• **WHAT YOU SHOULD DO**:
All the records below must be returned exactly as they stand.

• **SUPPLIED DATA**:
- - - -

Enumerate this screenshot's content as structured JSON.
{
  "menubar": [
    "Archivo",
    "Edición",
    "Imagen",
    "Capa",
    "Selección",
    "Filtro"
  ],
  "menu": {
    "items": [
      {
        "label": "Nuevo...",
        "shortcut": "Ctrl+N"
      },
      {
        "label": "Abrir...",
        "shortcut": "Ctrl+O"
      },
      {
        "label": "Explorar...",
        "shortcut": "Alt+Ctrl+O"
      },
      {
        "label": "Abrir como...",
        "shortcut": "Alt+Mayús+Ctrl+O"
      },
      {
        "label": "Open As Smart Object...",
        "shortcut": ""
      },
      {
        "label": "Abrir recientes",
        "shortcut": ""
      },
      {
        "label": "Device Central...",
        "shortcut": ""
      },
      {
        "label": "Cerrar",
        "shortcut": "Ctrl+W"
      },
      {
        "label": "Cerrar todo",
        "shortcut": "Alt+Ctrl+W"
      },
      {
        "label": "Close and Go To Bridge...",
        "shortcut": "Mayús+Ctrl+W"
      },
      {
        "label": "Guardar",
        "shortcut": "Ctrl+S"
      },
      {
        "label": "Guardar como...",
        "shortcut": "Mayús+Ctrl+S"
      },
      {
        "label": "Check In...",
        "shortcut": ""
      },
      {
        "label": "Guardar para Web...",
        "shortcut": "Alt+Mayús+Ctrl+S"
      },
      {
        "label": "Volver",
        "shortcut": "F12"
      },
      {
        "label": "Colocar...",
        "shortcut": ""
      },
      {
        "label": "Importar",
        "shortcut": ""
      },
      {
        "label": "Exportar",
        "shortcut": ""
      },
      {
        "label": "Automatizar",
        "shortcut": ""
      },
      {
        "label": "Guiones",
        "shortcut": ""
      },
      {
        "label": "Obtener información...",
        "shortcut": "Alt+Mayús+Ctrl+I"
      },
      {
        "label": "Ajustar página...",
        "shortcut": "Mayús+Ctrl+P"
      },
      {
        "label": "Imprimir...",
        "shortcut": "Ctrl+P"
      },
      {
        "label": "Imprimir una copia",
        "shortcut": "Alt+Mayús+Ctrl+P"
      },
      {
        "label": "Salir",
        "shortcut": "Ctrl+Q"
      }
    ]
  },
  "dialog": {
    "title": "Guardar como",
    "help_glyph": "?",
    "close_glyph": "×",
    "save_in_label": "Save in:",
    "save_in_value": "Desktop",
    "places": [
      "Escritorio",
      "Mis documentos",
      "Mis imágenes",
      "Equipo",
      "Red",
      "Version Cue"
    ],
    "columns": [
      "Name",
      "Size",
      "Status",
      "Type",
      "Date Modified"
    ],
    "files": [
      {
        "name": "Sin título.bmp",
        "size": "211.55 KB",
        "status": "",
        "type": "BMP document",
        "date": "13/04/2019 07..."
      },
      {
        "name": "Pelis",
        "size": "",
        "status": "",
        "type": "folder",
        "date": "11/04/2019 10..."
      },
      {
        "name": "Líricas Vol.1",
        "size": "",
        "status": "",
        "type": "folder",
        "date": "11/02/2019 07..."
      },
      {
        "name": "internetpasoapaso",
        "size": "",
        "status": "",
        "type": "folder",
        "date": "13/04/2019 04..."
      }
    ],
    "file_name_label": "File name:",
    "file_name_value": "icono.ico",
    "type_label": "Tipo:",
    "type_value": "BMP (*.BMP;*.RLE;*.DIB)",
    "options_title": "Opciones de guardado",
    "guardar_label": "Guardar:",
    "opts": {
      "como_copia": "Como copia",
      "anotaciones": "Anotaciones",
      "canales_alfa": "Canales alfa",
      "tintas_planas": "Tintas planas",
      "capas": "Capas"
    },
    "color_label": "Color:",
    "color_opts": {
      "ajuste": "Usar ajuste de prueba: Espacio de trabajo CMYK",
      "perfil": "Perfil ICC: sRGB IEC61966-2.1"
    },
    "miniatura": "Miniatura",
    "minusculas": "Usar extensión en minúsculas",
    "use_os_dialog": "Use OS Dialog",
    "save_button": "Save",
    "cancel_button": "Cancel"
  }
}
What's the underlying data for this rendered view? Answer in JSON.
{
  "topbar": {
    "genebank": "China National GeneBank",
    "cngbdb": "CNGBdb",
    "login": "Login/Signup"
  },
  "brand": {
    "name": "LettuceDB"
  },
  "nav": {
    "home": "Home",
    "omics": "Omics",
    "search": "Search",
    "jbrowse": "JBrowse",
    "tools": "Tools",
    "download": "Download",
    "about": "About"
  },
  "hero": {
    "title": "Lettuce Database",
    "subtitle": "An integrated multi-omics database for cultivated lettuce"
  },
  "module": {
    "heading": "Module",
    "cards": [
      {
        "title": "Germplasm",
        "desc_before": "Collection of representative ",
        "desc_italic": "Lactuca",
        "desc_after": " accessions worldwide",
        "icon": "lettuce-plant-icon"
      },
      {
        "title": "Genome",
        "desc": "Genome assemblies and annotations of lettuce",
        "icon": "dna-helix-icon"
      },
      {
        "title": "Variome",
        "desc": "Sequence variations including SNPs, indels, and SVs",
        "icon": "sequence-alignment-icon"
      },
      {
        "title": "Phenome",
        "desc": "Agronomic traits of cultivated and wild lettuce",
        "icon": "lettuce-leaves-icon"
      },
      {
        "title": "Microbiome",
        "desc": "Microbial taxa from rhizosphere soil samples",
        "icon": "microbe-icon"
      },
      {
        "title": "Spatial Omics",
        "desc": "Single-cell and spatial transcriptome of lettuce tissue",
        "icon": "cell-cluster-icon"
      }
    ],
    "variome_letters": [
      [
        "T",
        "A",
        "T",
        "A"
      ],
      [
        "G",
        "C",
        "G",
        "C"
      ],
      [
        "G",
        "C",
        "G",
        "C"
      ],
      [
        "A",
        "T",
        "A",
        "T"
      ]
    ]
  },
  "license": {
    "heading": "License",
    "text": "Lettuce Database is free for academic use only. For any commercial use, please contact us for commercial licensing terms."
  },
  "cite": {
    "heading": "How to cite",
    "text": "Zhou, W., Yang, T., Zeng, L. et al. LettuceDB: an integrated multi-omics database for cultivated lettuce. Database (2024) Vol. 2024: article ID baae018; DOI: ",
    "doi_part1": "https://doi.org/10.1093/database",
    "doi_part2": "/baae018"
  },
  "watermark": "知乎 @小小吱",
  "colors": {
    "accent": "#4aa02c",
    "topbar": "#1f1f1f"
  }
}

- - - -

• **SOLUTION FOR THIS PROBLEM**:
Enumerate this screenshot's content as structured JSON.
{
  "menubar": [
    "Archivo",
    "Edición",
    "Imagen",
    "Capa",
    "Selección",
    "Filtro"
  ],
  "menu": {
    "items": [
      {
        "label": "Nuevo...",
        "shortcut": "Ctrl+N"
      },
      {
        "label": "Abrir...",
        "shortcut": "Ctrl+O"
      },
      {
        "label": "Explorar...",
        "shortcut": "Alt+Ctrl+O"
      },
      {
        "label": "Abrir como...",
        "shortcut": "Alt+Mayús+Ctrl+O"
      },
      {
        "label": "Open As Smart Object...",
        "shortcut": ""
      },
      {
        "label": "Abrir recientes",
        "shortcut": ""
      },
      {
        "label": "Device Central...",
        "shortcut": ""
      },
      {
        "label": "Cerrar",
        "shortcut": "Ctrl+W"
      },
      {
        "label": "Cerrar todo",
        "shortcut": "Alt+Ctrl+W"
      },
      {
        "label": "Close and Go To Bridge...",
        "shortcut": "Mayús+Ctrl+W"
      },
      {
        "label": "Guardar",
        "shortcut": "Ctrl+S"
      },
      {
        "label": "Guardar como...",
        "shortcut": "Mayús+Ctrl+S"
      },
      {
        "label": "Check In...",
        "shortcut": ""
      },
      {
        "label": "Guardar para Web...",
        "shortcut": "Alt+Mayús+Ctrl+S"
      },
      {
        "label": "Volver",
        "shortcut": "F12"
      },
      {
        "label": "Colocar...",
        "shortcut": ""
      },
      {
        "label": "Importar",
        "shortcut": ""
      },
      {
        "label": "Exportar",
        "shortcut": ""
      },
      {
        "label": "Automatizar",
        "shortcut": ""
      },
      {
        "label": "Guiones",
        "shortcut": ""
      },
      {
        "label": "Obtener información...",
        "shortcut": "Alt+Mayús+Ctrl+I"
      },
      {
        "label": "Ajustar página...",
        "shortcut": "Mayús+Ctrl+P"
      },
      {
        "label": "Imprimir...",
        "shortcut": "Ctrl+P"
      },
      {
        "label": "Imprimir una copia",
        "shortcut": "Alt+Mayús+Ctrl+P"
      },
      {
        "label": "Salir",
        "shortcut": "Ctrl+Q"
      }
    ]
  },
  "dialog": {
    "title": "Guardar como",
    "help_glyph": "?",
    "close_glyph": "×",
    "save_in_label": "Save in:",
    "save_in_value": "Desktop",
    "places": [
      "Escritorio",
      "Mis documentos",
      "Mis imágenes",
      "Equipo",
      "Red",
      "Version Cue"
    ],
    "columns": [
      "Name",
      "Size",
      "Status",
      "Type",
      "Date Modified"
    ],
    "files": [
      {
        "name": "Sin título.bmp",
        "size": "211.55 KB",
        "status": "",
        "type": "BMP document",
        "date": "13/04/2019 07..."
      },
      {
        "name": "Pelis",
        "size": "",
        "status": "",
        "type": "folder",
        "date": "11/04/2019 10..."
      },
      {
        "name": "Líricas Vol.1",
        "size": "",
        "status": "",
        "type": "folder",
        "date": "11/02/2019 07..."
      },
      {
        "name": "internetpasoapaso",
        "size": "",
        "status": "",
        "type": "folder",
        "date": "13/04/2019 04..."
      }
    ],
    "file_name_label": "File name:",
    "file_name_value": "icono.ico",
    "type_label": "Tipo:",
    "type_value": "BMP (*.BMP;*.RLE;*.DIB)",
    "options_title": "Opciones de guardado",
    "guardar_label": "Guardar:",
    "opts": {
      "como_copia": "Como copia",
      "anotaciones": "Anotaciones",
      "canales_alfa": "Canales alfa",
      "tintas_planas": "Tintas planas",
      "capas": "Capas"
    },
    "color_label": "Color:",
    "color_opts": {
      "ajuste": "Usar ajuste de prueba: Espacio de trabajo CMYK",
      "perfil": "Perfil ICC: sRGB IEC61966-2.1"
    },
    "miniatura": "Miniatura",
    "minusculas": "Usar extensión en minúsculas",
    "use_os_dialog": "Use OS Dialog",
    "save_button": "Save",
    "cancel_button": "Cancel"
  }
}
What's the underlying data for this rendered view? Answer in JSON.
{
  "topbar": {
    "genebank": "China National GeneBank",
    "cngbdb": "CNGBdb",
    "login": "Login/Signup"
  },
  "brand": {
    "name": "LettuceDB"
  },
  "nav": {
    "home": "Home",
    "omics": "Omics",
    "search": "Search",
    "jbrowse": "JBrowse",
    "tools": "Tools",
    "download": "Download",
    "about": "About"
  },
  "hero": {
    "title": "Lettuce Database",
    "subtitle": "An integrated multi-omics database for cultivated lettuce"
  },
  "module": {
    "heading": "Module",
    "cards": [
      {
        "title": "Germplasm",
        "desc_before": "Collection of representative ",
        "desc_italic": "Lactuca",
        "desc_after": " accessions worldwide",
        "icon": "lettuce-plant-icon"
      },
      {
        "title": "Genome",
        "desc": "Genome assemblies and annotations of lettuce",
        "icon": "dna-helix-icon"
      },
      {
        "title": "Variome",
        "desc": "Sequence variations including SNPs, indels, and SVs",
        "icon": "sequence-alignment-icon"
      },
      {
        "title": "Phenome",
        "desc": "Agronomic traits of cultivated and wild lettuce",
        "icon": "lettuce-leaves-icon"
      },
      {
        "title": "Microbiome",
        "desc": "Microbial taxa from rhizosphere soil samples",
        "icon": "microbe-icon"
      },
      {
        "title": "Spatial Omics",
        "desc": "Single-cell and spatial transcriptome of lettuce tissue",
        "icon": "cell-cluster-icon"
      }
    ],
    "variome_letters": [
      [
        "T",
        "A",
        "T",
        "A"
      ],
      [
        "G",
        "C",
        "G",
        "C"
      ],
      [
        "G",
        "C",
        "G",
        "C"
      ],
      [
        "A",
        "T",
        "A",
        "T"
      ]
    ]
  },
  "license": {
    "heading": "License",
    "text": "Lettuce Database is free for academic use only. For any commercial use, please contact us for commercial licensing terms."
  },
  "cite": {
    "heading": "How to cite",
    "text": "Zhou, W., Yang, T., Zeng, L. et al. LettuceDB: an integrated multi-omics database for cultivated lettuce. Database (2024) Vol. 2024: article ID baae018; DOI: ",
    "doi_part1": "https://doi.org/10.1093/database",
    "doi_part2": "/baae018"
  },
  "watermark": "知乎 @小小吱",
  "colors": {
    "accent": "#4aa02c",
    "topbar": "#1f1f1f"
  }
}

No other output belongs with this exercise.